-- Begin --

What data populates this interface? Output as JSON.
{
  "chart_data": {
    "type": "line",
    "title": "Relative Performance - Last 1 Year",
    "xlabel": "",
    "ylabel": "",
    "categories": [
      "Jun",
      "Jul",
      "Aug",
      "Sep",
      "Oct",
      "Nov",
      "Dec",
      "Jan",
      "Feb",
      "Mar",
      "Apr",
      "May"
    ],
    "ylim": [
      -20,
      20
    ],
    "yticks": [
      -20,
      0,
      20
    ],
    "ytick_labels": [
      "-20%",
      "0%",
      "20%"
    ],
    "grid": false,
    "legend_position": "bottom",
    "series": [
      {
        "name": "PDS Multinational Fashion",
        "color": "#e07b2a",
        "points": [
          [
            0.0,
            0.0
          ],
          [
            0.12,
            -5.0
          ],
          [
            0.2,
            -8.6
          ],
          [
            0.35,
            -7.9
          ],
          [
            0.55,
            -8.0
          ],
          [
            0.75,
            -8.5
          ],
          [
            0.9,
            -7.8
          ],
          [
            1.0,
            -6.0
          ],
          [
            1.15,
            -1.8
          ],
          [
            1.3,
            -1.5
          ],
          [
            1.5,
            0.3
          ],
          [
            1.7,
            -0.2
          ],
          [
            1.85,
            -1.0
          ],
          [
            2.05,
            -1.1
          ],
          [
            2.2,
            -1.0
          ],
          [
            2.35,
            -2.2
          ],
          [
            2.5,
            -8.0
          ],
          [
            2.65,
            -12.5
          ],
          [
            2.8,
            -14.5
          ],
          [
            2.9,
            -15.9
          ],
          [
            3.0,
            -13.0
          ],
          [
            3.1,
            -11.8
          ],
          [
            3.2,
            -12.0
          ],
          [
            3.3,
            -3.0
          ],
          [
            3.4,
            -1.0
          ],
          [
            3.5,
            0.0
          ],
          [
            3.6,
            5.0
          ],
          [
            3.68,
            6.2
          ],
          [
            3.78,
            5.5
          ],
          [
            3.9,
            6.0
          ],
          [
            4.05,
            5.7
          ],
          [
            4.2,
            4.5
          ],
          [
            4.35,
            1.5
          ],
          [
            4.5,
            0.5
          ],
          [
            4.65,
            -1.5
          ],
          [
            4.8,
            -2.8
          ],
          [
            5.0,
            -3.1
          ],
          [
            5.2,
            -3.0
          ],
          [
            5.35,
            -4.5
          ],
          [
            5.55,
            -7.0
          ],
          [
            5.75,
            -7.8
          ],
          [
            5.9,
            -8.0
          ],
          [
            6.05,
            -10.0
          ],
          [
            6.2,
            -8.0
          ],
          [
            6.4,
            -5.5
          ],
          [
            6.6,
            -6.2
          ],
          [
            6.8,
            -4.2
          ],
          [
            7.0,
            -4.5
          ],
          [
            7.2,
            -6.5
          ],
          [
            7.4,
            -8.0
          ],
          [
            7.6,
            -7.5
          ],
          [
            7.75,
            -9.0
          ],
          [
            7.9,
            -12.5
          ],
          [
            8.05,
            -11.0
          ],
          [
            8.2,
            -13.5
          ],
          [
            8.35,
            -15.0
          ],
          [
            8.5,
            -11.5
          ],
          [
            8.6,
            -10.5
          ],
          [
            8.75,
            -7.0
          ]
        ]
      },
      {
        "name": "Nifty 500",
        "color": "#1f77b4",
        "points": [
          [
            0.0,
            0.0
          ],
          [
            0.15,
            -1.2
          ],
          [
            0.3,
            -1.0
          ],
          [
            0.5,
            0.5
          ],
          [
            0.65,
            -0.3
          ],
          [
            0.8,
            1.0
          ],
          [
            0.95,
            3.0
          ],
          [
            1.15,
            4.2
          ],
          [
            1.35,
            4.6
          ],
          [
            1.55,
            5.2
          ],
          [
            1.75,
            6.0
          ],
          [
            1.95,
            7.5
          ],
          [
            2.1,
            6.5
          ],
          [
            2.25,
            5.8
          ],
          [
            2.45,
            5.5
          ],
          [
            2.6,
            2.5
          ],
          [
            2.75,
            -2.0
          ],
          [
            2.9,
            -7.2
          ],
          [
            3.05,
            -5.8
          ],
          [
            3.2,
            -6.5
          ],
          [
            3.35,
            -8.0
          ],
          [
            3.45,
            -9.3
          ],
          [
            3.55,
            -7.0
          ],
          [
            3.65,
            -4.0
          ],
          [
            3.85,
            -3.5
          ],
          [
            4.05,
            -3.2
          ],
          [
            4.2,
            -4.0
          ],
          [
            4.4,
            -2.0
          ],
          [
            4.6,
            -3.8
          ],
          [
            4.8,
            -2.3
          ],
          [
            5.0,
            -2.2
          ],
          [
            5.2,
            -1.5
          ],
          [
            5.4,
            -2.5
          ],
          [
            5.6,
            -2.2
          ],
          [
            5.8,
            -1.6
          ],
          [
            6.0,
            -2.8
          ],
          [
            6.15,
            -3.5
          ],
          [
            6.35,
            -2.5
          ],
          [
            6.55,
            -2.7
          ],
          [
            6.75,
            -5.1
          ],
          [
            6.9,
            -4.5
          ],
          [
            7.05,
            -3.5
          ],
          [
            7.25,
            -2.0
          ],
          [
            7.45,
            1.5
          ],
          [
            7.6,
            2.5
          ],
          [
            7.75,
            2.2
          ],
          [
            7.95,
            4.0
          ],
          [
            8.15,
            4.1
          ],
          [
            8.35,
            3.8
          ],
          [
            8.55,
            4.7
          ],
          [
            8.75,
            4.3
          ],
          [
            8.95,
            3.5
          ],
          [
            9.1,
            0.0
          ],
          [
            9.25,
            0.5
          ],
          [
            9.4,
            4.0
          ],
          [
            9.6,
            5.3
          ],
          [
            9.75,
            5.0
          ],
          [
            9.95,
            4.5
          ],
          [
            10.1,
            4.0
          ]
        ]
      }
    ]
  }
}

-- End --

- What is expected -
Reproduce all of the records exactly.

- Answer to this task -
What data populates this interface? Output as JSON.
{
  "chart_data": {
    "type": "line",
    "title": "Relative Performance - Last 1 Year",
    "xlabel": "",
    "ylabel": "",
    "categories": [
      "Jun",
      "Jul",
      "Aug",
      "Sep",
      "Oct",
      "Nov",
      "Dec",
      "Jan",
      "Feb",
      "Mar",
      "Apr",
      "May"
    ],
    "ylim": [
      -20,
      20
    ],
    "yticks": [
      -20,
      0,
      20
    ],
    "ytick_labels": [
      "-20%",
      "0%",
      "20%"
    ],
    "grid": false,
    "legend_position": "bottom",
    "series": [
      {
        "name": "PDS Multinational Fashion",
        "color": "#e07b2a",
        "points": [
          [
            0.0,
            0.0
          ],
          [
            0.12,
            -5.0
          ],
          [
            0.2,
            -8.6
          ],
          [
            0.35,
            -7.9
          ],
          [
            0.55,
            -8.0
          ],
          [
            0.75,
            -8.5
          ],
          [
            0.9,
            -7.8
          ],
          [
            1.0,
            -6.0
          ],
          [
            1.15,
            -1.8
          ],
          [
            1.3,
            -1.5
          ],
          [
            1.5,
            0.3
          ],
          [
            1.7,
            -0.2
          ],
          [
            1.85,
            -1.0
          ],
          [
            2.05,
            -1.1
          ],
          [
            2.2,
            -1.0
          ],
          [
            2.35,
            -2.2
          ],
          [
            2.5,
            -8.0
          ],
          [
            2.65,
            -12.5
          ],
          [
            2.8,
            -14.5
          ],
          [
            2.9,
            -15.9
          ],
          [
            3.0,
            -13.0
          ],
          [
            3.1,
            -11.8
          ],
          [
            3.2,
            -12.0
          ],
          [
            3.3,
            -3.0
          ],
          [
            3.4,
            -1.0
          ],
          [
            3.5,
            0.0
          ],
          [
            3.6,
            5.0
          ],
          [
            3.68,
            6.2
          ],
          [
            3.78,
            5.5
          ],
          [
            3.9,
            6.0
          ],
          [
            4.05,
            5.7
          ],
          [
            4.2,
            4.5
          ],
          [
            4.35,
            1.5
          ],
          [
            4.5,
            0.5
          ],
          [
            4.65,
            -1.5
          ],
          [
            4.8,
            -2.8
          ],
          [
            5.0,
            -3.1
          ],
          [
            5.2,
            -3.0
          ],
          [
            5.35,
            -4.5
          ],
          [
            5.55,
            -7.0
          ],
          [
            5.75,
            -7.8
          ],
          [
            5.9,
            -8.0
          ],
          [
            6.05,
            -10.0
          ],
          [
            6.2,
            -8.0
          ],
          [
            6.4,
            -5.5
          ],
          [
            6.6,
            -6.2
          ],
          [
            6.8,
            -4.2
          ],
          [
            7.0,
            -4.5
          ],
          [
            7.2,
            -6.5
          ],
          [
            7.4,
            -8.0
          ],
          [
            7.6,
            -7.5
          ],
          [
            7.75,
            -9.0
          ],
          [
            7.9,
            -12.5
          ],
          [
            8.05,
            -11.0
          ],
          [
            8.2,
            -13.5
          ],
          [
            8.35,
            -15.0
          ],
          [
            8.5,
            -11.5
          ],
          [
            8.6,
            -10.5
          ],
          [
            8.75,
            -7.0
          ]
        ]
      },
      {
        "name": "Nifty 500",
        "color": "#1f77b4",
        "points": [
          [
            0.0,
            0.0
          ],
          [
            0.15,
            -1.2
          ],
          [
            0.3,
            -1.0
          ],
          [
            0.5,
            0.5
          ],
          [
            0.65,
            -0.3
          ],
          [
            0.8,
            1.0
          ],
          [
            0.95,
            3.0
          ],
          [
            1.15,
            4.2
          ],
          [
            1.35,
            4.6
          ],
          [
            1.55,
            5.2
          ],
          [
            1.75,
            6.0
          ],
          [
            1.95,
            7.5
          ],
          [
            2.1,
            6.5
          ],
          [
            2.25,
            5.8
          ],
          [
            2.45,
            5.5
          ],
          [
            2.6,
            2.5
          ],
          [
            2.75,
            -2.0
          ],
          [
            2.9,
            -7.2
          ],
          [
            3.05,
            -5.8
          ],
          [
            3.2,
            -6.5
          ],
          [
            3.35,
            -8.0
          ],
          [
            3.45,
            -9.3
          ],
          [
            3.55,
            -7.0
          ],
          [
            3.65,
            -4.0
          ],
          [
            3.85,
            -3.5
          ],
          [
            4.05,
            -3.2
          ],
          [
            4.2,
            -4.0
          ],
          [
            4.4,
            -2.0
          ],
          [
            4.6,
            -3.8
          ],
          [
            4.8,
            -2.3
          ],
          [
            5.0,
            -2.2
          ],
          [
            5.2,
            -1.5
          ],
          [
            5.4,
            -2.5
          ],
          [
            5.6,
            -2.2
          ],
          [
            5.8,
            -1.6
          ],
          [
            6.0,
            -2.8
          ],
          [
            6.15,
            -3.5
          ],
          [
            6.35,
            -2.5
          ],
          [
            6.55,
            -2.7
          ],
          [
            6.75,
            -5.1
          ],
          [
            6.9,
            -4.5
          ],
          [
            7.05,
            -3.5
          ],
          [
            7.25,
            -2.0
          ],
          [
            7.45,
            1.5
          ],
          [
            7.6,
            2.5
          ],
          [
            7.75,
            2.2
          ],
          [
            7.95,
            4.0
          ],
          [
            8.15,
            4.1
          ],
          [
            8.35,
            3.8
          ],
          [
            8.55,
            4.7
          ],
          [
            8.75,
            4.3
          ],
          [
            8.95,
            3.5
          ],
          [
            9.1,
            0.0
          ],
          [
            9.25,
            0.5
          ],
          [
            9.4,
            4.0
          ],
          [
            9.6,
            5.3
          ],
          [
            9.75,
            5.0
          ],
          [
            9.95,
            4.5
          ],
          [
            10.1,
            4.0
          ]
        ]
      }
    ]
  }
}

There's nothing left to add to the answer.